* DIRECTIONS:
Single out the lines that include the word "JSON". Copy them.

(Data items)
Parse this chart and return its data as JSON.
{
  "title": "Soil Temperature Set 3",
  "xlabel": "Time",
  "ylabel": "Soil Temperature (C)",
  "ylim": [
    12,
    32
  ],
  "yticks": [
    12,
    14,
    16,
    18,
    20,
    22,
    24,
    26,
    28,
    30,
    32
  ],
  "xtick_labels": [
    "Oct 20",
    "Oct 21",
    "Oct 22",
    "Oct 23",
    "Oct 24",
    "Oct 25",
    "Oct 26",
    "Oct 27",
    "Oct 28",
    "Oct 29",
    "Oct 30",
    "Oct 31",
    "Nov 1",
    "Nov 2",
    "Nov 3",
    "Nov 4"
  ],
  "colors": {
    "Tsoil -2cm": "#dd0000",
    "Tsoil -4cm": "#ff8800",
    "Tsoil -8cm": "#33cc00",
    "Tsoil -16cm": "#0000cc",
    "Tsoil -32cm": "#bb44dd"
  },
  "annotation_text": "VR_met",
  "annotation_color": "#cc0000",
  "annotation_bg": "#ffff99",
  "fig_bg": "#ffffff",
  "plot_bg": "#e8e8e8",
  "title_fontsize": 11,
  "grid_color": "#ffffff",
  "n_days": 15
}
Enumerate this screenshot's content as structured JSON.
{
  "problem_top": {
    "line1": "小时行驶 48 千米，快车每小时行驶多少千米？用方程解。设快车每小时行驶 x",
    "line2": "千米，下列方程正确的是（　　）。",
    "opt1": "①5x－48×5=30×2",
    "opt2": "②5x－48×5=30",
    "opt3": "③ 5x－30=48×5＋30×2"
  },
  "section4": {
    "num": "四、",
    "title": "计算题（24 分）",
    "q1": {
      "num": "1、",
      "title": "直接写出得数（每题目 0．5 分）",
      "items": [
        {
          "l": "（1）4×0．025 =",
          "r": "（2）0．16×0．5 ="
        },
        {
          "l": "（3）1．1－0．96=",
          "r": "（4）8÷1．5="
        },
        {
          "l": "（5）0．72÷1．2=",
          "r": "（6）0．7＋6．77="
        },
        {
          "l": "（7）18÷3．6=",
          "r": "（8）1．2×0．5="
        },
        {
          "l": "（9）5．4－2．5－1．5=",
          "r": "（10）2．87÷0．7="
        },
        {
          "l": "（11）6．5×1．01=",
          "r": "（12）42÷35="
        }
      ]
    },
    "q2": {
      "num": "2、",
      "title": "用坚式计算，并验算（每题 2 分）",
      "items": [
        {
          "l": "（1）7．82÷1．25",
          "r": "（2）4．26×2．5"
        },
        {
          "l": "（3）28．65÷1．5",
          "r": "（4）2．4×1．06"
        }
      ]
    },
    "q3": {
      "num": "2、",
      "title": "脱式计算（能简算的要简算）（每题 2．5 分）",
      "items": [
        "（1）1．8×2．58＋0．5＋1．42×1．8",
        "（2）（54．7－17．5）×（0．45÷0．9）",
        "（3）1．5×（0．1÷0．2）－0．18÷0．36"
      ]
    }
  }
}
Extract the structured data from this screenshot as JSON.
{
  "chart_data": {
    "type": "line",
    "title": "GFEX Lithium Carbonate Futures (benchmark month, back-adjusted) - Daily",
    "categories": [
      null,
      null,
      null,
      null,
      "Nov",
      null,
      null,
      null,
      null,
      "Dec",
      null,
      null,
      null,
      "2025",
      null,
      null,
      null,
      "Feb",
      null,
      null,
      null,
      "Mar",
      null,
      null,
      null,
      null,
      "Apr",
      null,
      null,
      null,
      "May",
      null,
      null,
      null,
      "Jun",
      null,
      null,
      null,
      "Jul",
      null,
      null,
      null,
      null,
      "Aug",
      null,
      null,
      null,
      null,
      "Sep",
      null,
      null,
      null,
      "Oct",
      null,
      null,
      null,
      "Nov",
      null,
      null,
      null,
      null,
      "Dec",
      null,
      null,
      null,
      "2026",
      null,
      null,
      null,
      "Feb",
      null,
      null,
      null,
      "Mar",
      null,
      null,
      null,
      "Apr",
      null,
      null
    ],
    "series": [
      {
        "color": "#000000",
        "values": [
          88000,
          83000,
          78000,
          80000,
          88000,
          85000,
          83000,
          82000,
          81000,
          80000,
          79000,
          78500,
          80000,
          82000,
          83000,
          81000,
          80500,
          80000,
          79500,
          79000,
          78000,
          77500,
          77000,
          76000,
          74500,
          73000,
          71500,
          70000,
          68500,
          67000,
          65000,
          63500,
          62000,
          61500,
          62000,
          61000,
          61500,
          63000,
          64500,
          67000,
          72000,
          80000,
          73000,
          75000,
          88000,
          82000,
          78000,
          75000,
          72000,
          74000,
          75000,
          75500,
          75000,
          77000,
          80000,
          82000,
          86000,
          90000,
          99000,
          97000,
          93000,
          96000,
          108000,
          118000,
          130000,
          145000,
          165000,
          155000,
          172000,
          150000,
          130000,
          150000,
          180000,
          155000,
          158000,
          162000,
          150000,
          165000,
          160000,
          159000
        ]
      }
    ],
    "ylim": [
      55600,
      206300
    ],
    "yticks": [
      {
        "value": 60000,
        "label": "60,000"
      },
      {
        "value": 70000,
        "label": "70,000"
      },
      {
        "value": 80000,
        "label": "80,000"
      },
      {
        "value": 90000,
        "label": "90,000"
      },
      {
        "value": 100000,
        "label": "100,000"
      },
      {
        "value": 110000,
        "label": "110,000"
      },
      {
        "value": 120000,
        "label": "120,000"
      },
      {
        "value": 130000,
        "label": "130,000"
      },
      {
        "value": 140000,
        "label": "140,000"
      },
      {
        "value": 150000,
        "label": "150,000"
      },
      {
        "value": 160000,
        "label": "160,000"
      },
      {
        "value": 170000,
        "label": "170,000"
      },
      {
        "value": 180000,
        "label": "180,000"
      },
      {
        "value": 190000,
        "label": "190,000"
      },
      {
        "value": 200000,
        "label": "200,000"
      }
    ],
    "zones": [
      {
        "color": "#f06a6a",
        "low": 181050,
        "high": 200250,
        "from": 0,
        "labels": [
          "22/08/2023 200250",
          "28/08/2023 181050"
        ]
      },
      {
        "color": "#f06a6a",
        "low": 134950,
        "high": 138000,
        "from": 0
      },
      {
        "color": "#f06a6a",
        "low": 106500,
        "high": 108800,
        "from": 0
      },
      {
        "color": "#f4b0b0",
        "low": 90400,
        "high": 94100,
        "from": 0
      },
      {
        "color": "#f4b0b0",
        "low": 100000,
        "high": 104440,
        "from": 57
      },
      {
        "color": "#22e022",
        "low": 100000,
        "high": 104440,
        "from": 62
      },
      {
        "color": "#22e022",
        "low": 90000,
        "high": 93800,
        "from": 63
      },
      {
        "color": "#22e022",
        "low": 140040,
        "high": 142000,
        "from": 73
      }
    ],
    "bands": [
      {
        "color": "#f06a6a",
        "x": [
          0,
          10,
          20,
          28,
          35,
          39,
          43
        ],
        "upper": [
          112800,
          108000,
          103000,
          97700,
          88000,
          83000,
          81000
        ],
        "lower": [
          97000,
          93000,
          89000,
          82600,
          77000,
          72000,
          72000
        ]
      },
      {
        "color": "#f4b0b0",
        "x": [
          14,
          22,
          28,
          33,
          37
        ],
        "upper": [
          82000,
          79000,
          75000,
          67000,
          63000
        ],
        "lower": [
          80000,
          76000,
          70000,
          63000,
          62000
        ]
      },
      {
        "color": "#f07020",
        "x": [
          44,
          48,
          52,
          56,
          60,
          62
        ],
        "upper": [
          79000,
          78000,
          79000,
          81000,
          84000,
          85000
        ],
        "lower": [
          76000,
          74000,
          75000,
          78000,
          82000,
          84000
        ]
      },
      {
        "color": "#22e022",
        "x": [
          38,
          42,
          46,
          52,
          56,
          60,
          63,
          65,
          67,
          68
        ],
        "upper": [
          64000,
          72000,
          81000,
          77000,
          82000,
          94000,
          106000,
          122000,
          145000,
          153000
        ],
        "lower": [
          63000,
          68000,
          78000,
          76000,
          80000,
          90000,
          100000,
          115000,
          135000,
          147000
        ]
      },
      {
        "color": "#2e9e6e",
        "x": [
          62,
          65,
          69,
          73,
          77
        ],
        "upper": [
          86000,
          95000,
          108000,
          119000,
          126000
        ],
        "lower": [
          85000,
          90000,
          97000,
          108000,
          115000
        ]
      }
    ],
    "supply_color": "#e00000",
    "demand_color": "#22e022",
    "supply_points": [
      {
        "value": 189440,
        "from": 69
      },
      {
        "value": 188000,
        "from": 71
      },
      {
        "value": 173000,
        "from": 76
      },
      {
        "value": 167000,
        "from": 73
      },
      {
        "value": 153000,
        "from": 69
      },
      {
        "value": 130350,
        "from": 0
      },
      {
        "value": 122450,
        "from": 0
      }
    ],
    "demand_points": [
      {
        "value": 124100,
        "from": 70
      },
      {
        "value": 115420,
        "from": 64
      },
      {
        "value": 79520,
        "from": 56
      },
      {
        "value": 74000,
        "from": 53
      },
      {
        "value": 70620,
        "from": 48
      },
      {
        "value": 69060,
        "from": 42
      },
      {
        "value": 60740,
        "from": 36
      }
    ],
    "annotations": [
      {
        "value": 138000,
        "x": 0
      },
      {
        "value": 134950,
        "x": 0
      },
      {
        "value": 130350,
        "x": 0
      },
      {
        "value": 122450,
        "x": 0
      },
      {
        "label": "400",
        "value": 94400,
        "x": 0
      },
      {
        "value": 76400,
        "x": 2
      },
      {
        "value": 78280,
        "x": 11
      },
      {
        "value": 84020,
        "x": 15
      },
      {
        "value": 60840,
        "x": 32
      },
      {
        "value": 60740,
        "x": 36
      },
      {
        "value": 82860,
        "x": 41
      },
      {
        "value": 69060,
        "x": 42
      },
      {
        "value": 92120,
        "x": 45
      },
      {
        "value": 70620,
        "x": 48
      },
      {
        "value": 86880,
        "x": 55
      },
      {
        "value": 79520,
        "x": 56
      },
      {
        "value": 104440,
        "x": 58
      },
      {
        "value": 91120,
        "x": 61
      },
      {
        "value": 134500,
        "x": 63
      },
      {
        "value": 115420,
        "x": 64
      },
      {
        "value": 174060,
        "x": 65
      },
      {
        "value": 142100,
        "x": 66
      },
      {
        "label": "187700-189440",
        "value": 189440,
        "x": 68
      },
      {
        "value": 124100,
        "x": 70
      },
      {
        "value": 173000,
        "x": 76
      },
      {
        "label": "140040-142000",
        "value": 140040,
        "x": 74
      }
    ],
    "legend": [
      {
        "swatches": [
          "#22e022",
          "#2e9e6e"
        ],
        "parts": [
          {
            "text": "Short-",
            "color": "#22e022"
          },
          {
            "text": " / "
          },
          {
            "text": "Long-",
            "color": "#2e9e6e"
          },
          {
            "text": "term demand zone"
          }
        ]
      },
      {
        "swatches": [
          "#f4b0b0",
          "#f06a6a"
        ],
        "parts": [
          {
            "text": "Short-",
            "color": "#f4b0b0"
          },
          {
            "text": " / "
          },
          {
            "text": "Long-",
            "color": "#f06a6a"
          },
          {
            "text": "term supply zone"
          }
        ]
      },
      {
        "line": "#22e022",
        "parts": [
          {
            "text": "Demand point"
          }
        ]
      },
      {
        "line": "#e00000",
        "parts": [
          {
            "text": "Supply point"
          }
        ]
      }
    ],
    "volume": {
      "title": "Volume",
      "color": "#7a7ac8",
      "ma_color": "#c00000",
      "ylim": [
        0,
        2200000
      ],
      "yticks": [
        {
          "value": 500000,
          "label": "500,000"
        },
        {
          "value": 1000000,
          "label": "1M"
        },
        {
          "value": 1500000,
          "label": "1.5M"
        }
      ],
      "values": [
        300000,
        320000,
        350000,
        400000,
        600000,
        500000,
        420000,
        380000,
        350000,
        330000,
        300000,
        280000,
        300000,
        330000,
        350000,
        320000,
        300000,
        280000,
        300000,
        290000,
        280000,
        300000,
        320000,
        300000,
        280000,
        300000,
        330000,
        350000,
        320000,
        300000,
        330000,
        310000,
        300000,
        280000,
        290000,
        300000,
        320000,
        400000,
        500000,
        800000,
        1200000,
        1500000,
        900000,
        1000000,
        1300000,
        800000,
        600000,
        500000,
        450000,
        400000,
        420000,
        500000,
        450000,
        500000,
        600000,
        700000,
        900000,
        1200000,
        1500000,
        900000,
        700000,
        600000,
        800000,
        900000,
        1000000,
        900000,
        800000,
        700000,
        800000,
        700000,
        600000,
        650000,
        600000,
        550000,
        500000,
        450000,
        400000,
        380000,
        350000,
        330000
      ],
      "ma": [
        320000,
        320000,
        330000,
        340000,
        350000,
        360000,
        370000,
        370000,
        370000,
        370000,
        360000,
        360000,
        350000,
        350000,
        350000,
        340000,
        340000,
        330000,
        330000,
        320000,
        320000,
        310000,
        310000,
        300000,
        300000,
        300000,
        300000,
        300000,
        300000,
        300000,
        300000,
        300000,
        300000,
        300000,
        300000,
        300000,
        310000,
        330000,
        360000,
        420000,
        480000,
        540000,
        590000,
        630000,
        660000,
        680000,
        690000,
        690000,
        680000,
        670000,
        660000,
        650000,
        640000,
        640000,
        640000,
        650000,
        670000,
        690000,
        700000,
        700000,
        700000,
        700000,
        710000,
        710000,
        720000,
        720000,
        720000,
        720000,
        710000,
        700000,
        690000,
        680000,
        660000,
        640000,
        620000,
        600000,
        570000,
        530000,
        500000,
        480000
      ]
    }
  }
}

* FULL OUTPUT:
Parse this chart and return its data as JSON.
Enumerate this screenshot's content as structured JSON.
Extract the structured data from this screenshot as JSON.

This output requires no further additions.